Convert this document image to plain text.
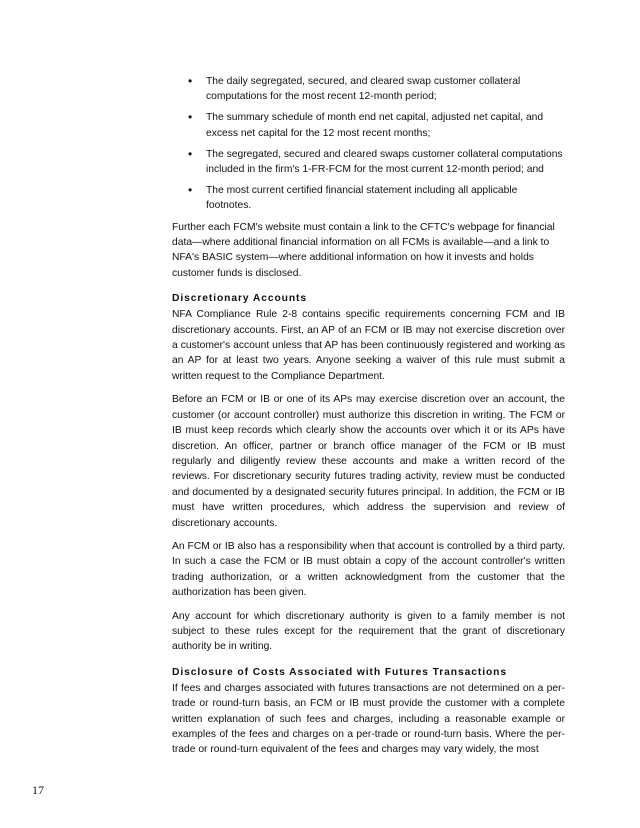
• The daily segregated, secured, and cleared swap customer collateral computations for the most recent 12-month period;
• The summary schedule of month end net capital, adjusted net capital, and excess net capital for the 12 most recent months;
• The segregated, secured and cleared swaps customer collateral computations included in the firm's 1-FR-FCM for the most current 12-month period; and
• The most current certified financial statement including all applicable footnotes.

Further each FCM's website must contain a link to the CFTC's webpage for financial data—where additional financial information on all FCMs is available—and a link to NFA's BASIC system—where additional information on how it invests and holds customer funds is disclosed.

Discretionary Accounts

NFA Compliance Rule 2-8 contains specific requirements concerning FCM and IB discretionary accounts. First, an AP of an FCM or IB may not exercise discretion over a customer's account unless that AP has been continuously registered and working as an AP for at least two years. Anyone seeking a waiver of this rule must submit a written request to the Compliance Department.

Before an FCM or IB or one of its APs may exercise discretion over an account, the customer (or account controller) must authorize this discretion in writing. The FCM or IB must keep records which clearly show the accounts over which it or its APs have discretion. An officer, partner or branch office manager of the FCM or IB must regularly and diligently review these accounts and make a written record of the reviews. For discretionary security futures trading activity, review must be conducted and documented by a designated security futures principal. In addition, the FCM or IB must have written procedures, which address the supervision and review of discretionary accounts.

An FCM or IB also has a responsibility when that account is controlled by a third party. In such a case the FCM or IB must obtain a copy of the account controller's written trading authorization, or a written acknowledgment from the customer that the authorization has been given.

Any account for which discretionary authority is given to a family member is not subject to these rules except for the requirement that the grant of discretionary authority be in writing.

Disclosure of Costs Associated with Futures Transactions

If fees and charges associated with futures transactions are not determined on a per-trade or round-turn basis, an FCM or IB must provide the customer with a complete written explanation of such fees and charges, including a reasonable example or examples of the fees and charges on a per-trade or round-turn basis. Where the per-trade or round-turn equivalent of the fees and charges may vary widely, the most

17
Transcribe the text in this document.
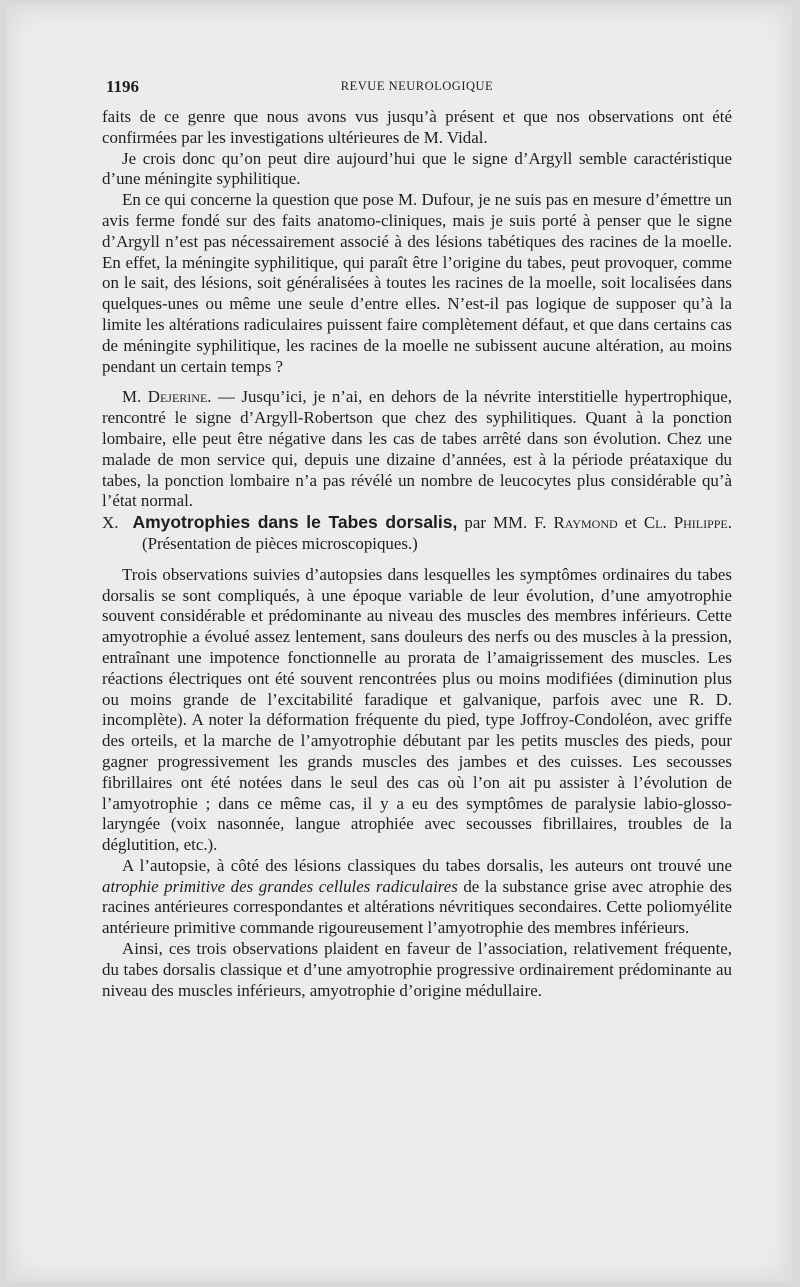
1196	REVUE NEUROLOGIQUE

faits de ce genre que nous avons vus jusqu’à présent et que nos observations ont été confirmées par les investigations ultérieures de M. Vidal.

Je crois donc qu’on peut dire aujourd’hui que le signe d’Argyll semble caractéristique d’une méningite syphilitique.

En ce qui concerne la question que pose M. Dufour, je ne suis pas en mesure d’émettre un avis ferme fondé sur des faits anatomo-cliniques, mais je suis porté à penser que le signe d’Argyll n’est pas nécessairement associé à des lésions tabétiques des racines de la moelle. En effet, la méningite syphilitique, qui paraît être l’origine du tabes, peut provoquer, comme on le sait, des lésions, soit généralisées à toutes les racines de la moelle, soit localisées dans quelques-unes ou même une seule d’entre elles. N’est-il pas logique de supposer qu’à la limite les altérations radiculaires puissent faire complètement défaut, et que dans certains cas de méningite syphilitique, les racines de la moelle ne subissent aucune altération, au moins pendant un certain temps ?

M. Dejerine. — Jusqu’ici, je n’ai, en dehors de la névrite interstitielle hypertrophique, rencontré le signe d’Argyll-Robertson que chez des syphilitiques. Quant à la ponction lombaire, elle peut être négative dans les cas de tabes arrêté dans son évolution. Chez une malade de mon service qui, depuis une dizaine d’années, est à la période préataxique du tabes, la ponction lombaire n’a pas révélé un nombre de leucocytes plus considérable qu’à l’état normal.

X. Amyotrophies dans le Tabes dorsalis, par MM. F. Raymond et Cl. Philippe. (Présentation de pièces microscopiques.)

Trois observations suivies d’autopsies dans lesquelles les symptômes ordinaires du tabes dorsalis se sont compliqués, à une époque variable de leur évolution, d’une amyotrophie souvent considérable et prédominante au niveau des muscles des membres inférieurs. Cette amyotrophie a évolué assez lentement, sans douleurs des nerfs ou des muscles à la pression, entraînant une impotence fonctionnelle au prorata de l’amaigrissement des muscles. Les réactions électriques ont été souvent rencontrées plus ou moins modifiées (diminution plus ou moins grande de l’excitabilité faradique et galvanique, parfois avec une R. D. incomplète). A noter la déformation fréquente du pied, type Joffroy-Condoléon, avec griffe des orteils, et la marche de l’amyotrophie débutant par les petits muscles des pieds, pour gagner progressivement les grands muscles des jambes et des cuisses. Les secousses fibrillaires ont été notées dans le seul des cas où l’on ait pu assister à l’évolution de l’amyotrophie ; dans ce même cas, il y a eu des symptômes de paralysie labio-glosso-laryngée (voix nasonnée, langue atrophiée avec secousses fibrillaires, troubles de la déglutition, etc.).

A l’autopsie, à côté des lésions classiques du tabes dorsalis, les auteurs ont trouvé une atrophie primitive des grandes cellules radiculaires de la substance grise avec atrophie des racines antérieures correspondantes et altérations névritiques secondaires. Cette poliomyélite antérieure primitive commande rigoureusement l’amyotrophie des membres inférieurs.

Ainsi, ces trois observations plaident en faveur de l’association, relativement fréquente, du tabes dorsalis classique et d’une amyotrophie progressive ordinairement prédominante au niveau des muscles inférieurs, amyotrophie d’origine médullaire.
* * *
→ THE PROBLEM: Repeat every record precisely. Any picture among them stays out of the copy.

→ EXERCISE OUTPUT:
Convert this document image to plain text.
• The daily segregated, secured, and cleared swap customer collateral computations for the most recent 12-month period;
• The summary schedule of month end net capital, adjusted net capital, and excess net capital for the 12 most recent months;
• The segregated, secured and cleared swaps customer collateral computations included in the firm's 1-FR-FCM for the most current 12-month period; and
• The most current certified financial statement including all applicable footnotes.

Further each FCM's website must contain a link to the CFTC's webpage for financial data—where additional financial information on all FCMs is available—and a link to NFA's BASIC system—where additional information on how it invests and holds customer funds is disclosed.

Discretionary Accounts

NFA Compliance Rule 2-8 contains specific requirements concerning FCM and IB discretionary accounts. First, an AP of an FCM or IB may not exercise discretion over a customer's account unless that AP has been continuously registered and working as an AP for at least two years. Anyone seeking a waiver of this rule must submit a written request to the Compliance Department.

Before an FCM or IB or one of its APs may exercise discretion over an account, the customer (or account controller) must authorize this discretion in writing. The FCM or IB must keep records which clearly show the accounts over which it or its APs have discretion. An officer, partner or branch office manager of the FCM or IB must regularly and diligently review these accounts and make a written record of the reviews. For discretionary security futures trading activity, review must be conducted and documented by a designated security futures principal. In addition, the FCM or IB must have written procedures, which address the supervision and review of discretionary accounts.

An FCM or IB also has a responsibility when that account is controlled by a third party. In such a case the FCM or IB must obtain a copy of the account controller's written trading authorization, or a written acknowledgment from the customer that the authorization has been given.

Any account for which discretionary authority is given to a family member is not subject to these rules except for the requirement that the grant of discretionary authority be in writing.

Disclosure of Costs Associated with Futures Transactions

If fees and charges associated with futures transactions are not determined on a per-trade or round-turn basis, an FCM or IB must provide the customer with a complete written explanation of such fees and charges, including a reasonable example or examples of the fees and charges on a per-trade or round-turn basis. Where the per-trade or round-turn equivalent of the fees and charges may vary widely, the most

17
Transcribe the text in this document.
1196	REVUE NEUROLOGIQUE

faits de ce genre que nous avons vus jusqu’à présent et que nos observations ont été confirmées par les investigations ultérieures de M. Vidal.

Je crois donc qu’on peut dire aujourd’hui que le signe d’Argyll semble caractéristique d’une méningite syphilitique.

En ce qui concerne la question que pose M. Dufour, je ne suis pas en mesure d’émettre un avis ferme fondé sur des faits anatomo-cliniques, mais je suis porté à penser que le signe d’Argyll n’est pas nécessairement associé à des lésions tabétiques des racines de la moelle. En effet, la méningite syphilitique, qui paraît être l’origine du tabes, peut provoquer, comme on le sait, des lésions, soit généralisées à toutes les racines de la moelle, soit localisées dans quelques-unes ou même une seule d’entre elles. N’est-il pas logique de supposer qu’à la limite les altérations radiculaires puissent faire complètement défaut, et que dans certains cas de méningite syphilitique, les racines de la moelle ne subissent aucune altération, au moins pendant un certain temps ?

M. Dejerine. — Jusqu’ici, je n’ai, en dehors de la névrite interstitielle hypertrophique, rencontré le signe d’Argyll-Robertson que chez des syphilitiques. Quant à la ponction lombaire, elle peut être négative dans les cas de tabes arrêté dans son évolution. Chez une malade de mon service qui, depuis une dizaine d’années, est à la période préataxique du tabes, la ponction lombaire n’a pas révélé un nombre de leucocytes plus considérable qu’à l’état normal.

X. Amyotrophies dans le Tabes dorsalis, par MM. F. Raymond et Cl. Philippe. (Présentation de pièces microscopiques.)

Trois observations suivies d’autopsies dans lesquelles les symptômes ordinaires du tabes dorsalis se sont compliqués, à une époque variable de leur évolution, d’une amyotrophie souvent considérable et prédominante au niveau des muscles des membres inférieurs. Cette amyotrophie a évolué assez lentement, sans douleurs des nerfs ou des muscles à la pression, entraînant une impotence fonctionnelle au prorata de l’amaigrissement des muscles. Les réactions électriques ont été souvent rencontrées plus ou moins modifiées (diminution plus ou moins grande de l’excitabilité faradique et galvanique, parfois avec une R. D. incomplète). A noter la déformation fréquente du pied, type Joffroy-Condoléon, avec griffe des orteils, et la marche de l’amyotrophie débutant par les petits muscles des pieds, pour gagner progressivement les grands muscles des jambes et des cuisses. Les secousses fibrillaires ont été notées dans le seul des cas où l’on ait pu assister à l’évolution de l’amyotrophie ; dans ce même cas, il y a eu des symptômes de paralysie labio-glosso-laryngée (voix nasonnée, langue atrophiée avec secousses fibrillaires, troubles de la déglutition, etc.).

A l’autopsie, à côté des lésions classiques du tabes dorsalis, les auteurs ont trouvé une atrophie primitive des grandes cellules radiculaires de la substance grise avec atrophie des racines antérieures correspondantes et altérations névritiques secondaires. Cette poliomyélite antérieure primitive commande rigoureusement l’amyotrophie des membres inférieurs.

Ainsi, ces trois observations plaident en faveur de l’association, relativement fréquente, du tabes dorsalis classique et d’une amyotrophie progressive ordinairement prédominante au niveau des muscles inférieurs, amyotrophie d’origine médullaire.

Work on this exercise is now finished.